Collection entries
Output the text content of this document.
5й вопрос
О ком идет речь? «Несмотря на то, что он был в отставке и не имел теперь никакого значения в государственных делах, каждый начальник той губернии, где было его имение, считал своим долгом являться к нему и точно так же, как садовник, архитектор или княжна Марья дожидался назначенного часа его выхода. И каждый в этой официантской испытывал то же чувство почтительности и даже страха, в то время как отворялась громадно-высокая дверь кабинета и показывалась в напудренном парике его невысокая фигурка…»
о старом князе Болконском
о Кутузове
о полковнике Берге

Your instructions
Once more, set down the full listing, verbatim.

Task result
Output the text content of this document.
5й вопрос
О ком идет речь? «Несмотря на то, что он был в отставке и не имел теперь никакого значения в государственных делах, каждый начальник той губернии, где было его имение, считал своим долгом являться к нему и точно так же, как садовник, архитектор или княжна Марья дожидался назначенного часа его выхода. И каждый в этой официантской испытывал то же чувство почтительности и даже страха, в то время как отворялась громадно-высокая дверь кабинета и показывалась в напудренном парике его невысокая фигурка…»
о старом князе Болконском
о Кутузове
о полковнике Берге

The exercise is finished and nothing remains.